** Start RECORDS TO USE **
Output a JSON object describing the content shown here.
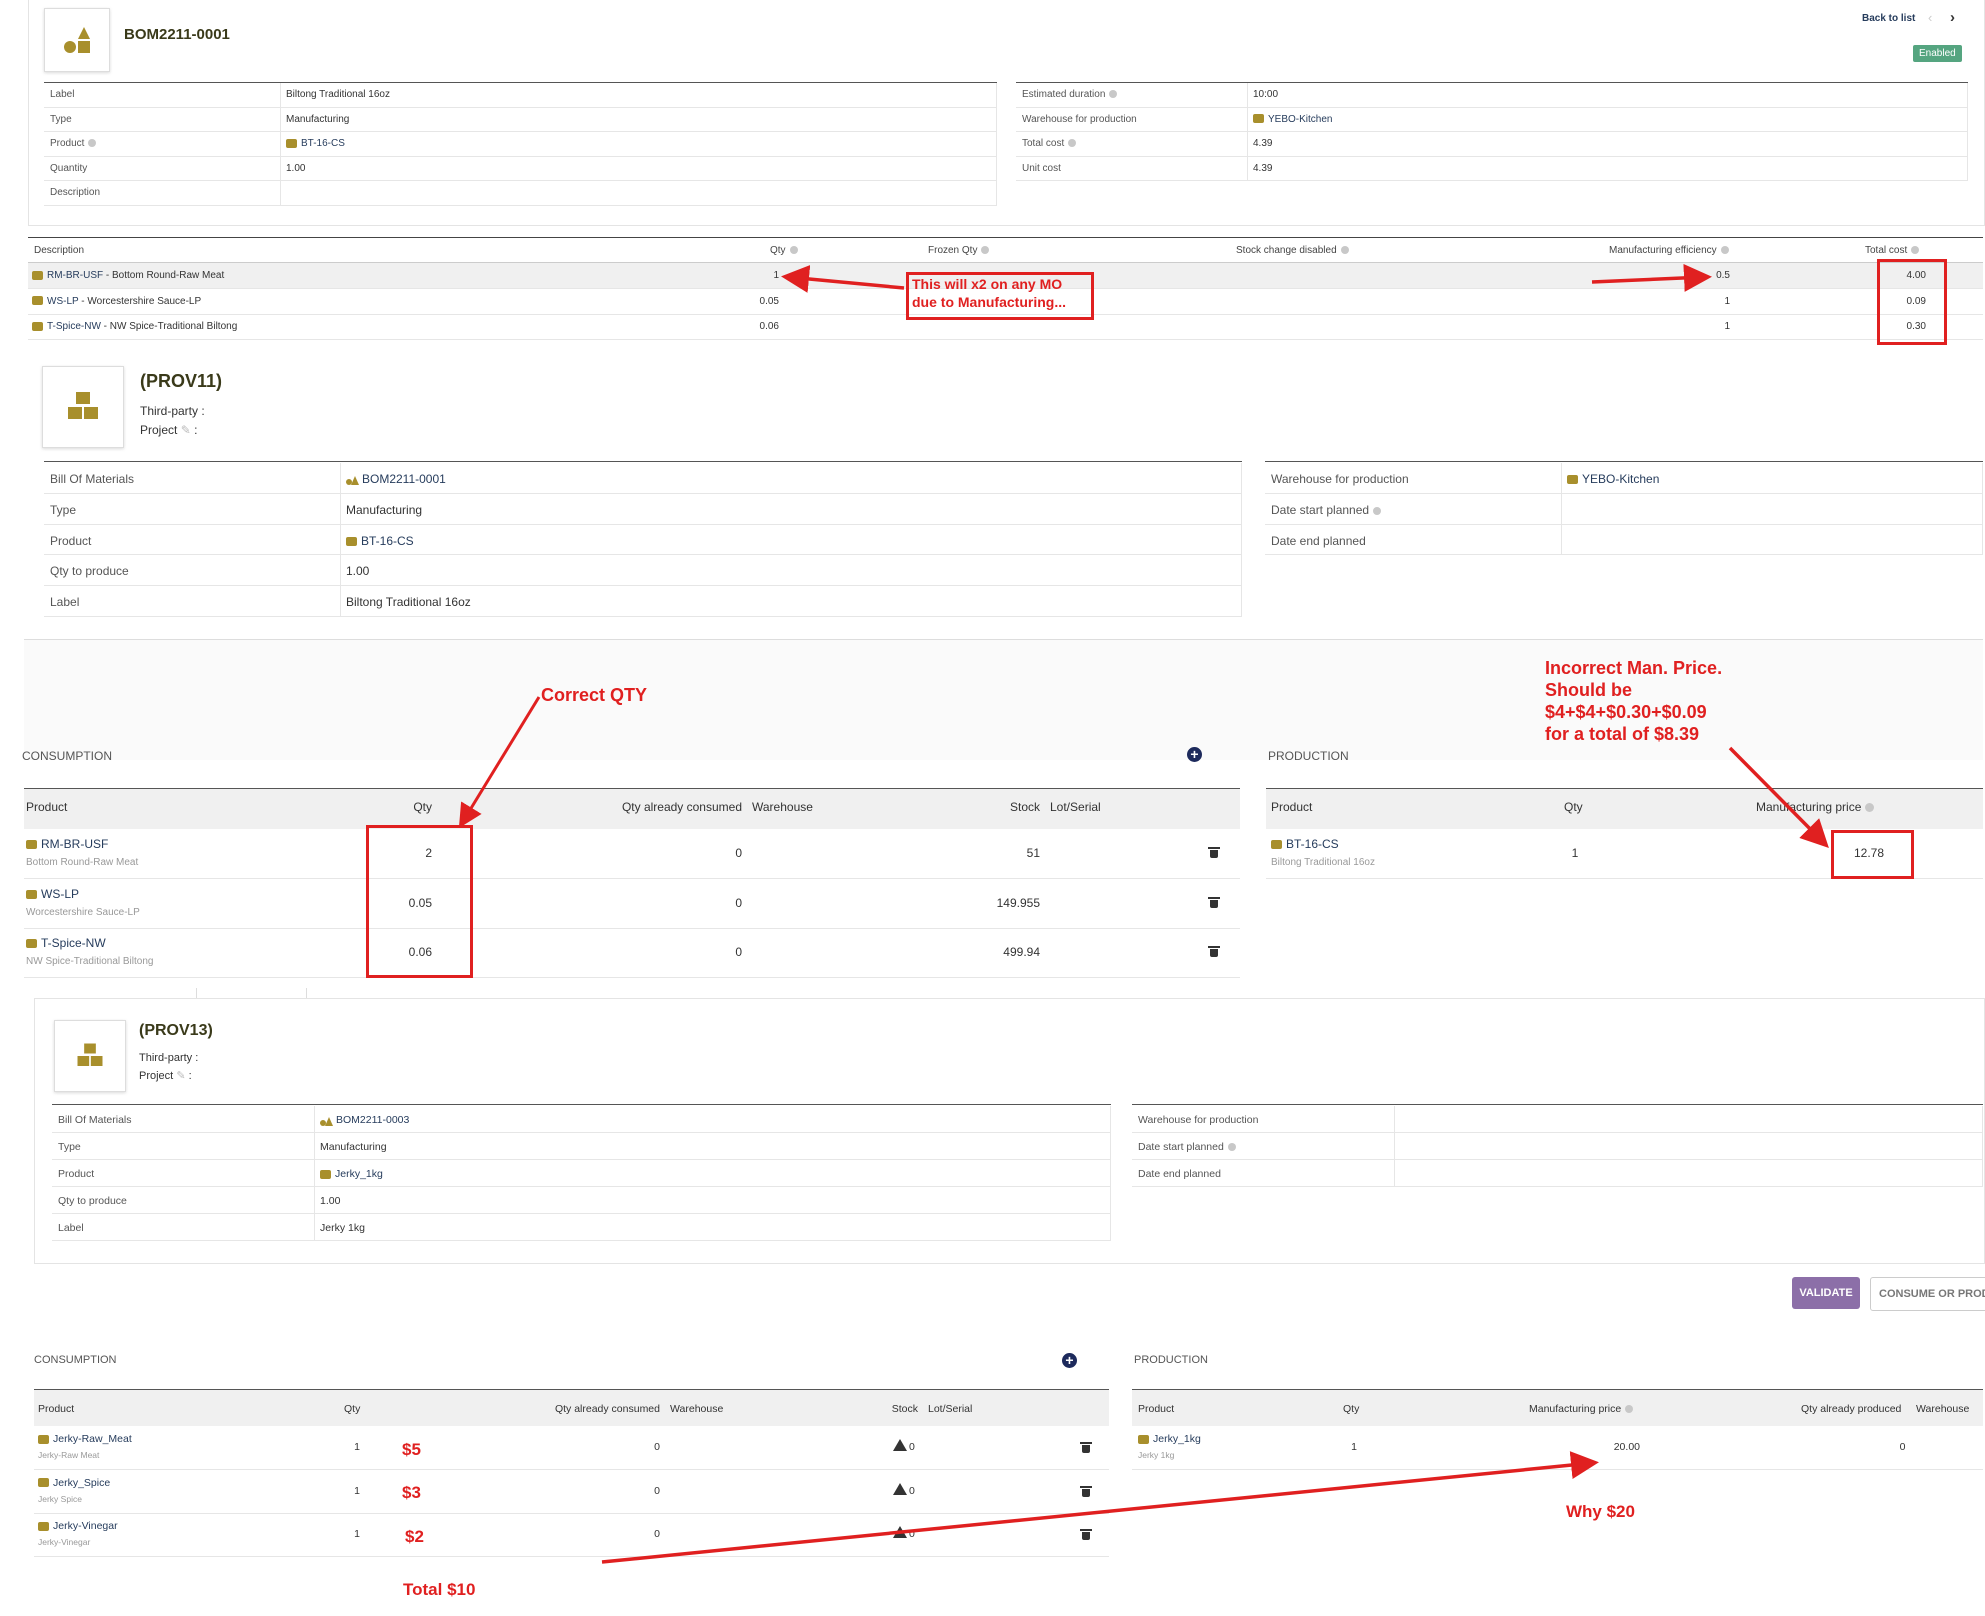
{
  "bom": {
    "ref": "BOM2211-0001",
    "back_to_list": "Back to list",
    "status": "Enabled",
    "left_fields": [
      {
        "label": "Label",
        "value": "Biltong Traditional 16oz"
      },
      {
        "label": "Type",
        "value": "Manufacturing"
      },
      {
        "label": "Product",
        "value": "BT-16-CS"
      },
      {
        "label": "Quantity",
        "value": "1.00"
      },
      {
        "label": "Description",
        "value": ""
      }
    ],
    "right_fields": [
      {
        "label": "Estimated duration",
        "value": "10:00"
      },
      {
        "label": "Warehouse for production",
        "value": "YEBO-Kitchen"
      },
      {
        "label": "Total cost",
        "value": "4.39"
      },
      {
        "label": "Unit cost",
        "value": "4.39"
      }
    ],
    "lines_headers": [
      "Description",
      "Qty",
      "Frozen Qty",
      "Stock change disabled",
      "Manufacturing efficiency",
      "Total cost"
    ],
    "lines": [
      {
        "code": "RM-BR-USF",
        "desc": " - Bottom Round-Raw Meat",
        "qty": "1",
        "eff": "0.5",
        "cost": "4.00"
      },
      {
        "code": "WS-LP",
        "desc": " - Worcestershire Sauce-LP",
        "qty": "0.05",
        "eff": "1",
        "cost": "0.09"
      },
      {
        "code": "T-Spice-NW",
        "desc": " - NW Spice-Traditional Biltong",
        "qty": "0.06",
        "eff": "1",
        "cost": "0.30"
      }
    ]
  },
  "mo1": {
    "ref": "(PROV11)",
    "third_party": "Third-party :",
    "project": "Project",
    "project_colon": ":",
    "left_fields": [
      {
        "label": "Bill Of Materials",
        "value": "BOM2211-0001"
      },
      {
        "label": "Type",
        "value": "Manufacturing"
      },
      {
        "label": "Product",
        "value": "BT-16-CS"
      },
      {
        "label": "Qty to produce",
        "value": "1.00"
      },
      {
        "label": "Label",
        "value": "Biltong Traditional 16oz"
      }
    ],
    "right_fields": [
      {
        "label": "Warehouse for production",
        "value": "YEBO-Kitchen"
      },
      {
        "label": "Date start planned",
        "value": ""
      },
      {
        "label": "Date end planned",
        "value": ""
      }
    ],
    "consumption_title": "CONSUMPTION",
    "production_title": "PRODUCTION",
    "cons_headers": [
      "Product",
      "Qty",
      "Qty already consumed",
      "Warehouse",
      "Stock",
      "Lot/Serial"
    ],
    "cons_rows": [
      {
        "code": "RM-BR-USF",
        "sub": "Bottom Round-Raw Meat",
        "qty": "2",
        "consumed": "0",
        "stock": "51"
      },
      {
        "code": "WS-LP",
        "sub": "Worcestershire Sauce-LP",
        "qty": "0.05",
        "consumed": "0",
        "stock": "149.955"
      },
      {
        "code": "T-Spice-NW",
        "sub": "NW Spice-Traditional Biltong",
        "qty": "0.06",
        "consumed": "0",
        "stock": "499.94"
      }
    ],
    "prod_headers": [
      "Product",
      "Qty",
      "Manufacturing price"
    ],
    "prod_rows": [
      {
        "code": "BT-16-CS",
        "sub": "Biltong Traditional 16oz",
        "qty": "1",
        "price": "12.78"
      }
    ]
  },
  "mo2": {
    "ref": "(PROV13)",
    "third_party": "Third-party :",
    "project": "Project",
    "project_colon": ":",
    "left_fields": [
      {
        "label": "Bill Of Materials",
        "value": "BOM2211-0003"
      },
      {
        "label": "Type",
        "value": "Manufacturing"
      },
      {
        "label": "Product",
        "value": "Jerky_1kg"
      },
      {
        "label": "Qty to produce",
        "value": "1.00"
      },
      {
        "label": "Label",
        "value": "Jerky 1kg"
      }
    ],
    "right_fields": [
      {
        "label": "Warehouse for production",
        "value": ""
      },
      {
        "label": "Date start planned",
        "value": ""
      },
      {
        "label": "Date end planned",
        "value": ""
      }
    ],
    "validate_label": "VALIDATE",
    "consume_label": "CONSUME OR PROD",
    "consumption_title": "CONSUMPTION",
    "production_title": "PRODUCTION",
    "cons_headers": [
      "Product",
      "Qty",
      "Qty already consumed",
      "Warehouse",
      "Stock",
      "Lot/Serial"
    ],
    "cons_rows": [
      {
        "code": "Jerky-Raw_Meat",
        "sub": "Jerky-Raw Meat",
        "qty": "1",
        "consumed": "0",
        "stock": "0"
      },
      {
        "code": "Jerky_Spice",
        "sub": "Jerky Spice",
        "qty": "1",
        "consumed": "0",
        "stock": "0"
      },
      {
        "code": "Jerky-Vinegar",
        "sub": "Jerky-Vinegar",
        "qty": "1",
        "consumed": "0",
        "stock": "0"
      }
    ],
    "prod_headers": [
      "Product",
      "Qty",
      "Manufacturing price",
      "Qty already produced",
      "Warehouse"
    ],
    "prod_rows": [
      {
        "code": "Jerky_1kg",
        "sub": "Jerky 1kg",
        "qty": "1",
        "price": "20.00",
        "produced": "0"
      }
    ]
  },
  "annotations": {
    "x2_line1": "This will  x2 on any MO",
    "x2_line2": "due to Manufacturing...",
    "correct_qty": "Correct QTY",
    "incorrect_l1": "Incorrect Man. Price.",
    "incorrect_l2": "Should be",
    "incorrect_l3": "$4+$4+$0.30+$0.09",
    "incorrect_l4": "for a total of $8.39",
    "p5": "$5",
    "p3": "$3",
    "p2": "$2",
    "total": "Total $10",
    "why": "Why $20"
  },
  "colors": {
    "accent_red": "#e02020",
    "enabled_green": "#55a580",
    "validate_purple": "#8c6fa8",
    "icon_gold": "#a88f2c"
  }
}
** End RECORDS TO USE **
• _TASK PROMPT_: Leave out the pictures and give the rest of the records again exactly.

• _SOLUTION TO THIS TASK_:
Output a JSON object describing the content shown here.
{
  "bom": {
    "ref": "BOM2211-0001",
    "back_to_list": "Back to list",
    "status": "Enabled",
    "left_fields": [
      {
        "label": "Label",
        "value": "Biltong Traditional 16oz"
      },
      {
        "label": "Type",
        "value": "Manufacturing"
      },
      {
        "label": "Product",
        "value": "BT-16-CS"
      },
      {
        "label": "Quantity",
        "value": "1.00"
      },
      {
        "label": "Description",
        "value": ""
      }
    ],
    "right_fields": [
      {
        "label": "Estimated duration",
        "value": "10:00"
      },
      {
        "label": "Warehouse for production",
        "value": "YEBO-Kitchen"
      },
      {
        "label": "Total cost",
        "value": "4.39"
      },
      {
        "label": "Unit cost",
        "value": "4.39"
      }
    ],
    "lines_headers": [
      "Description",
      "Qty",
      "Frozen Qty",
      "Stock change disabled",
      "Manufacturing efficiency",
      "Total cost"
    ],
    "lines": [
      {
        "code": "RM-BR-USF",
        "desc": " - Bottom Round-Raw Meat",
        "qty": "1",
        "eff": "0.5",
        "cost": "4.00"
      },
      {
        "code": "WS-LP",
        "desc": " - Worcestershire Sauce-LP",
        "qty": "0.05",
        "eff": "1",
        "cost": "0.09"
      },
      {
        "code": "T-Spice-NW",
        "desc": " - NW Spice-Traditional Biltong",
        "qty": "0.06",
        "eff": "1",
        "cost": "0.30"
      }
    ]
  },
  "mo1": {
    "ref": "(PROV11)",
    "third_party": "Third-party :",
    "project": "Project",
    "project_colon": ":",
    "left_fields": [
      {
        "label": "Bill Of Materials",
        "value": "BOM2211-0001"
      },
      {
        "label": "Type",
        "value": "Manufacturing"
      },
      {
        "label": "Product",
        "value": "BT-16-CS"
      },
      {
        "label": "Qty to produce",
        "value": "1.00"
      },
      {
        "label": "Label",
        "value": "Biltong Traditional 16oz"
      }
    ],
    "right_fields": [
      {
        "label": "Warehouse for production",
        "value": "YEBO-Kitchen"
      },
      {
        "label": "Date start planned",
        "value": ""
      },
      {
        "label": "Date end planned",
        "value": ""
      }
    ],
    "consumption_title": "CONSUMPTION",
    "production_title": "PRODUCTION",
    "cons_headers": [
      "Product",
      "Qty",
      "Qty already consumed",
      "Warehouse",
      "Stock",
      "Lot/Serial"
    ],
    "cons_rows": [
      {
        "code": "RM-BR-USF",
        "sub": "Bottom Round-Raw Meat",
        "qty": "2",
        "consumed": "0",
        "stock": "51"
      },
      {
        "code": "WS-LP",
        "sub": "Worcestershire Sauce-LP",
        "qty": "0.05",
        "consumed": "0",
        "stock": "149.955"
      },
      {
        "code": "T-Spice-NW",
        "sub": "NW Spice-Traditional Biltong",
        "qty": "0.06",
        "consumed": "0",
        "stock": "499.94"
      }
    ],
    "prod_headers": [
      "Product",
      "Qty",
      "Manufacturing price"
    ],
    "prod_rows": [
      {
        "code": "BT-16-CS",
        "sub": "Biltong Traditional 16oz",
        "qty": "1",
        "price": "12.78"
      }
    ]
  },
  "mo2": {
    "ref": "(PROV13)",
    "third_party": "Third-party :",
    "project": "Project",
    "project_colon": ":",
    "left_fields": [
      {
        "label": "Bill Of Materials",
        "value": "BOM2211-0003"
      },
      {
        "label": "Type",
        "value": "Manufacturing"
      },
      {
        "label": "Product",
        "value": "Jerky_1kg"
      },
      {
        "label": "Qty to produce",
        "value": "1.00"
      },
      {
        "label": "Label",
        "value": "Jerky 1kg"
      }
    ],
    "right_fields": [
      {
        "label": "Warehouse for production",
        "value": ""
      },
      {
        "label": "Date start planned",
        "value": ""
      },
      {
        "label": "Date end planned",
        "value": ""
      }
    ],
    "validate_label": "VALIDATE",
    "consume_label": "CONSUME OR PROD",
    "consumption_title": "CONSUMPTION",
    "production_title": "PRODUCTION",
    "cons_headers": [
      "Product",
      "Qty",
      "Qty already consumed",
      "Warehouse",
      "Stock",
      "Lot/Serial"
    ],
    "cons_rows": [
      {
        "code": "Jerky-Raw_Meat",
        "sub": "Jerky-Raw Meat",
        "qty": "1",
        "consumed": "0",
        "stock": "0"
      },
      {
        "code": "Jerky_Spice",
        "sub": "Jerky Spice",
        "qty": "1",
        "consumed": "0",
        "stock": "0"
      },
      {
        "code": "Jerky-Vinegar",
        "sub": "Jerky-Vinegar",
        "qty": "1",
        "consumed": "0",
        "stock": "0"
      }
    ],
    "prod_headers": [
      "Product",
      "Qty",
      "Manufacturing price",
      "Qty already produced",
      "Warehouse"
    ],
    "prod_rows": [
      {
        "code": "Jerky_1kg",
        "sub": "Jerky 1kg",
        "qty": "1",
        "price": "20.00",
        "produced": "0"
      }
    ]
  },
  "annotations": {
    "x2_line1": "This will  x2 on any MO",
    "x2_line2": "due to Manufacturing...",
    "correct_qty": "Correct QTY",
    "incorrect_l1": "Incorrect Man. Price.",
    "incorrect_l2": "Should be",
    "incorrect_l3": "$4+$4+$0.30+$0.09",
    "incorrect_l4": "for a total of $8.39",
    "p5": "$5",
    "p3": "$3",
    "p2": "$2",
    "total": "Total $10",
    "why": "Why $20"
  },
  "colors": {
    "accent_red": "#e02020",
    "enabled_green": "#55a580",
    "validate_purple": "#8c6fa8",
    "icon_gold": "#a88f2c"
  }
}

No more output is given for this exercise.